#### OBJECTIVE
Write out all of the entries that follow, word for word, but skip the pictures.

#### Recorded data
-- Begin --

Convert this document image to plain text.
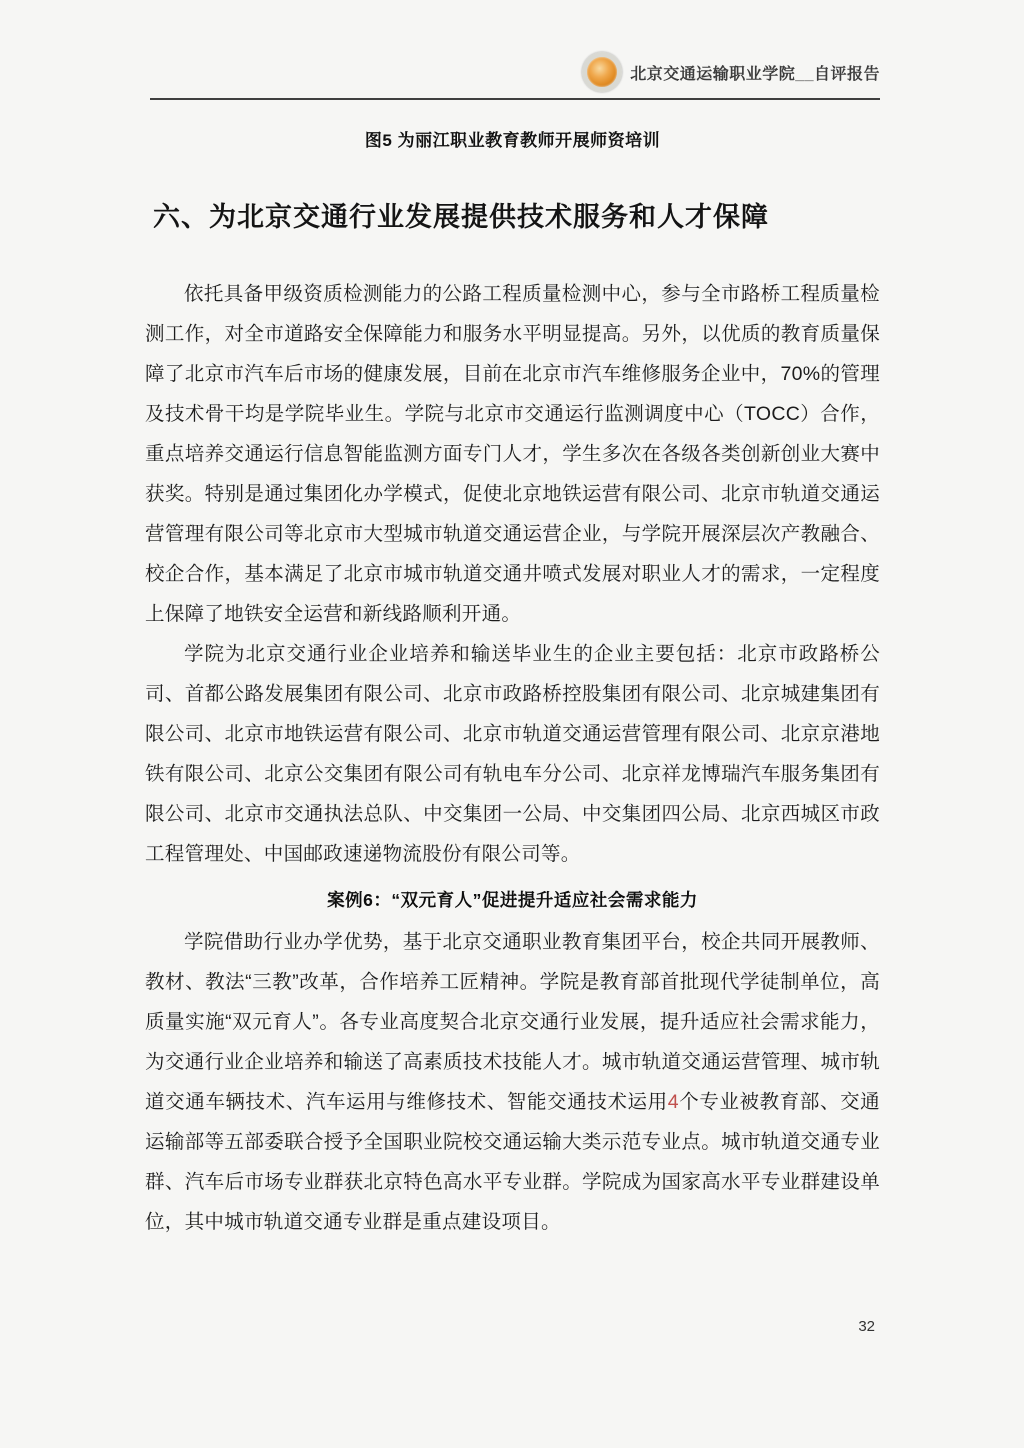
北京交通运输职业学院__自评报告
图5 为丽江职业教育教师开展师资培训
六、为北京交通行业发展提供技术服务和人才保障

依托具备甲级资质检测能力的公路工程质量检测中心，参与全市路桥工程质量检测工作，对全市道路安全保障能力和服务水平明显提高。另外，以优质的教育质量保障了北京市汽车后市场的健康发展，目前在北京市汽车维修服务企业中，70%的管理及技术骨干均是学院毕业生。学院与北京市交通运行监测调度中心（TOCC）合作，重点培养交通运行信息智能监测方面专门人才，学生多次在各级各类创新创业大赛中获奖。特别是通过集团化办学模式，促使北京地铁运营有限公司、北京市轨道交通运营管理有限公司等北京市大型城市轨道交通运营企业，与学院开展深层次产教融合、校企合作，基本满足了北京市城市轨道交通井喷式发展对职业人才的需求，一定程度上保障了地铁安全运营和新线路顺利开通。

学院为北京交通行业企业培养和输送毕业生的企业主要包括：北京市政路桥公司、首都公路发展集团有限公司、北京市政路桥控股集团有限公司、北京城建集团有限公司、北京市地铁运营有限公司、北京市轨道交通运营管理有限公司、北京京港地铁有限公司、北京公交集团有限公司有轨电车分公司、北京祥龙博瑞汽车服务集团有限公司、北京市交通执法总队、中交集团一公局、中交集团四公局、北京西城区市政工程管理处、中国邮政速递物流股份有限公司等。

案例6：“双元育人”促进提升适应社会需求能力

学院借助行业办学优势，基于北京交通职业教育集团平台，校企共同开展教师、教材、教法“三教”改革，合作培养工匠精神。学院是教育部首批现代学徒制单位，高质量实施“双元育人”。各专业高度契合北京交通行业发展，提升适应社会需求能力，为交通行业企业培养和输送了高素质技术技能人才。城市轨道交通运营管理、城市轨道交通车辆技术、汽车运用与维修技术、智能交通技术运用4个专业被教育部、交通运输部等五部委联合授予全国职业院校交通运输大类示范专业点。城市轨道交通专业群、汽车后市场专业群获北京特色高水平专业群。学院成为国家高水平专业群建设单位，其中城市轨道交通专业群是重点建设项目。

32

-- End --

#### SOLUTION
Convert this document image to plain text.
北京交通运输职业学院__自评报告
图5 为丽江职业教育教师开展师资培训
六、为北京交通行业发展提供技术服务和人才保障

依托具备甲级资质检测能力的公路工程质量检测中心，参与全市路桥工程质量检测工作，对全市道路安全保障能力和服务水平明显提高。另外，以优质的教育质量保障了北京市汽车后市场的健康发展，目前在北京市汽车维修服务企业中，70%的管理及技术骨干均是学院毕业生。学院与北京市交通运行监测调度中心（TOCC）合作，重点培养交通运行信息智能监测方面专门人才，学生多次在各级各类创新创业大赛中获奖。特别是通过集团化办学模式，促使北京地铁运营有限公司、北京市轨道交通运营管理有限公司等北京市大型城市轨道交通运营企业，与学院开展深层次产教融合、校企合作，基本满足了北京市城市轨道交通井喷式发展对职业人才的需求，一定程度上保障了地铁安全运营和新线路顺利开通。

学院为北京交通行业企业培养和输送毕业生的企业主要包括：北京市政路桥公司、首都公路发展集团有限公司、北京市政路桥控股集团有限公司、北京城建集团有限公司、北京市地铁运营有限公司、北京市轨道交通运营管理有限公司、北京京港地铁有限公司、北京公交集团有限公司有轨电车分公司、北京祥龙博瑞汽车服务集团有限公司、北京市交通执法总队、中交集团一公局、中交集团四公局、北京西城区市政工程管理处、中国邮政速递物流股份有限公司等。

案例6：“双元育人”促进提升适应社会需求能力

学院借助行业办学优势，基于北京交通职业教育集团平台，校企共同开展教师、教材、教法“三教”改革，合作培养工匠精神。学院是教育部首批现代学徒制单位，高质量实施“双元育人”。各专业高度契合北京交通行业发展，提升适应社会需求能力，为交通行业企业培养和输送了高素质技术技能人才。城市轨道交通运营管理、城市轨道交通车辆技术、汽车运用与维修技术、智能交通技术运用4个专业被教育部、交通运输部等五部委联合授予全国职业院校交通运输大类示范专业点。城市轨道交通专业群、汽车后市场专业群获北京特色高水平专业群。学院成为国家高水平专业群建设单位，其中城市轨道交通专业群是重点建设项目。

32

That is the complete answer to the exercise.